== Requirement ==
Copy out the records below word for word, keeping every line in its original order.

Dataset entries start

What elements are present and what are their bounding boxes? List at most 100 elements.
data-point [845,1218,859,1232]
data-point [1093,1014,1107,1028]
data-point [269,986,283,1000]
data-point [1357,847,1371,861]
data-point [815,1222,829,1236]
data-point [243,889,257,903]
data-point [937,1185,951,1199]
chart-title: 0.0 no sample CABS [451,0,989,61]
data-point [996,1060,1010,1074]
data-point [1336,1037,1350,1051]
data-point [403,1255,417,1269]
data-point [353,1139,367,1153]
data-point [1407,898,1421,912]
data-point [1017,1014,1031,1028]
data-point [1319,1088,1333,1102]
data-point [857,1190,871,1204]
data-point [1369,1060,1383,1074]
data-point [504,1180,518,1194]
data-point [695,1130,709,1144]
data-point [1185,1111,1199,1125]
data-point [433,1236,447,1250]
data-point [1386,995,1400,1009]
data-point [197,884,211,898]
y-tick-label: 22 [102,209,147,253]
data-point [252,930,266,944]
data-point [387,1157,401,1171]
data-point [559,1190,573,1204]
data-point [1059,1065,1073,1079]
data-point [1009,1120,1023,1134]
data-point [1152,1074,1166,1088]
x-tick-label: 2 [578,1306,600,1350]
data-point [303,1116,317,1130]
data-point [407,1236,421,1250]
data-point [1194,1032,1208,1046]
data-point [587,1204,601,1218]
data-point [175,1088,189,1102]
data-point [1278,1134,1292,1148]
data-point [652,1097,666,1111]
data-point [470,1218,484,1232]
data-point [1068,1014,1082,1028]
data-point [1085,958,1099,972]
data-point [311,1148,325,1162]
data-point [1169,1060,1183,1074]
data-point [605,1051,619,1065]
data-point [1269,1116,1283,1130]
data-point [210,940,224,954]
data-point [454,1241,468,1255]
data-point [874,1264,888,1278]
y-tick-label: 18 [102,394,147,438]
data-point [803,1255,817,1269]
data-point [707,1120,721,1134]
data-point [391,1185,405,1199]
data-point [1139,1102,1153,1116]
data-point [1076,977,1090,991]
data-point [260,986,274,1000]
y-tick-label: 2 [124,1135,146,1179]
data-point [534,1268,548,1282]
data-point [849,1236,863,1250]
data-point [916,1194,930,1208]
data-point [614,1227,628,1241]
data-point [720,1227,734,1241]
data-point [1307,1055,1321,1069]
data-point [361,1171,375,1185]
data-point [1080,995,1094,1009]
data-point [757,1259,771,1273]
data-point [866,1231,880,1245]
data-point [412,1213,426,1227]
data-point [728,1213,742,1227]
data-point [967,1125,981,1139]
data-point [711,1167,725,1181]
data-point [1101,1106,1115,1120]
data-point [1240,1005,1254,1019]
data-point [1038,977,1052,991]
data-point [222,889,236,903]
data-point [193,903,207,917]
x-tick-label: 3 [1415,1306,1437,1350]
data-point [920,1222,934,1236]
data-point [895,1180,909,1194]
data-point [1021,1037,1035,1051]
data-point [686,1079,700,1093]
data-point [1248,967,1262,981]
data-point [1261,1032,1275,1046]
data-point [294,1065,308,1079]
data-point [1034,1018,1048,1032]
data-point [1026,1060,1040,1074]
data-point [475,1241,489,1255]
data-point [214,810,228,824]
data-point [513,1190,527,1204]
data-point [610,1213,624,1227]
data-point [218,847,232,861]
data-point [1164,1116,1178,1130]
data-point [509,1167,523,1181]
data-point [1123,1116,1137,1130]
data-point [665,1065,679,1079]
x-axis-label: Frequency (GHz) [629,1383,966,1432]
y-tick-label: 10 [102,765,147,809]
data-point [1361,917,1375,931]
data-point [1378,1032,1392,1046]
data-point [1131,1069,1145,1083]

Dataset entries end

== Full answer ==
What elements are present and what are their bounding boxes? List at most 100 elements.
data-point [845,1218,859,1232]
data-point [1093,1014,1107,1028]
data-point [269,986,283,1000]
data-point [1357,847,1371,861]
data-point [815,1222,829,1236]
data-point [243,889,257,903]
data-point [937,1185,951,1199]
chart-title: 0.0 no sample CABS [451,0,989,61]
data-point [996,1060,1010,1074]
data-point [1336,1037,1350,1051]
data-point [403,1255,417,1269]
data-point [353,1139,367,1153]
data-point [1407,898,1421,912]
data-point [1017,1014,1031,1028]
data-point [1319,1088,1333,1102]
data-point [857,1190,871,1204]
data-point [1369,1060,1383,1074]
data-point [504,1180,518,1194]
data-point [695,1130,709,1144]
data-point [1185,1111,1199,1125]
data-point [433,1236,447,1250]
data-point [1386,995,1400,1009]
data-point [197,884,211,898]
y-tick-label: 22 [102,209,147,253]
data-point [252,930,266,944]
data-point [387,1157,401,1171]
data-point [559,1190,573,1204]
data-point [1059,1065,1073,1079]
data-point [1009,1120,1023,1134]
data-point [1152,1074,1166,1088]
x-tick-label: 2 [578,1306,600,1350]
data-point [303,1116,317,1130]
data-point [407,1236,421,1250]
data-point [1194,1032,1208,1046]
data-point [587,1204,601,1218]
data-point [175,1088,189,1102]
data-point [1278,1134,1292,1148]
data-point [652,1097,666,1111]
data-point [470,1218,484,1232]
data-point [1068,1014,1082,1028]
data-point [1085,958,1099,972]
data-point [311,1148,325,1162]
data-point [1169,1060,1183,1074]
data-point [605,1051,619,1065]
data-point [1269,1116,1283,1130]
data-point [210,940,224,954]
data-point [454,1241,468,1255]
data-point [874,1264,888,1278]
y-tick-label: 18 [102,394,147,438]
data-point [803,1255,817,1269]
data-point [707,1120,721,1134]
data-point [391,1185,405,1199]
data-point [1139,1102,1153,1116]
data-point [1076,977,1090,991]
data-point [260,986,274,1000]
y-tick-label: 2 [124,1135,146,1179]
data-point [534,1268,548,1282]
data-point [849,1236,863,1250]
data-point [916,1194,930,1208]
data-point [614,1227,628,1241]
data-point [720,1227,734,1241]
data-point [1307,1055,1321,1069]
data-point [361,1171,375,1185]
data-point [1080,995,1094,1009]
data-point [757,1259,771,1273]
data-point [866,1231,880,1245]
data-point [412,1213,426,1227]
data-point [728,1213,742,1227]
data-point [967,1125,981,1139]
data-point [711,1167,725,1181]
data-point [1101,1106,1115,1120]
data-point [1240,1005,1254,1019]
data-point [1038,977,1052,991]
data-point [222,889,236,903]
data-point [193,903,207,917]
x-tick-label: 3 [1415,1306,1437,1350]
data-point [920,1222,934,1236]
data-point [895,1180,909,1194]
data-point [1021,1037,1035,1051]
data-point [686,1079,700,1093]
data-point [1248,967,1262,981]
data-point [1261,1032,1275,1046]
data-point [294,1065,308,1079]
data-point [1034,1018,1048,1032]
data-point [1026,1060,1040,1074]
data-point [475,1241,489,1255]
data-point [214,810,228,824]
data-point [513,1190,527,1204]
data-point [610,1213,624,1227]
data-point [218,847,232,861]
data-point [1164,1116,1178,1130]
data-point [509,1167,523,1181]
data-point [1123,1116,1137,1130]
data-point [665,1065,679,1079]
x-axis-label: Frequency (GHz) [629,1383,966,1432]
y-tick-label: 10 [102,765,147,809]
data-point [1361,917,1375,931]
data-point [1378,1032,1392,1046]
data-point [1131,1069,1145,1083]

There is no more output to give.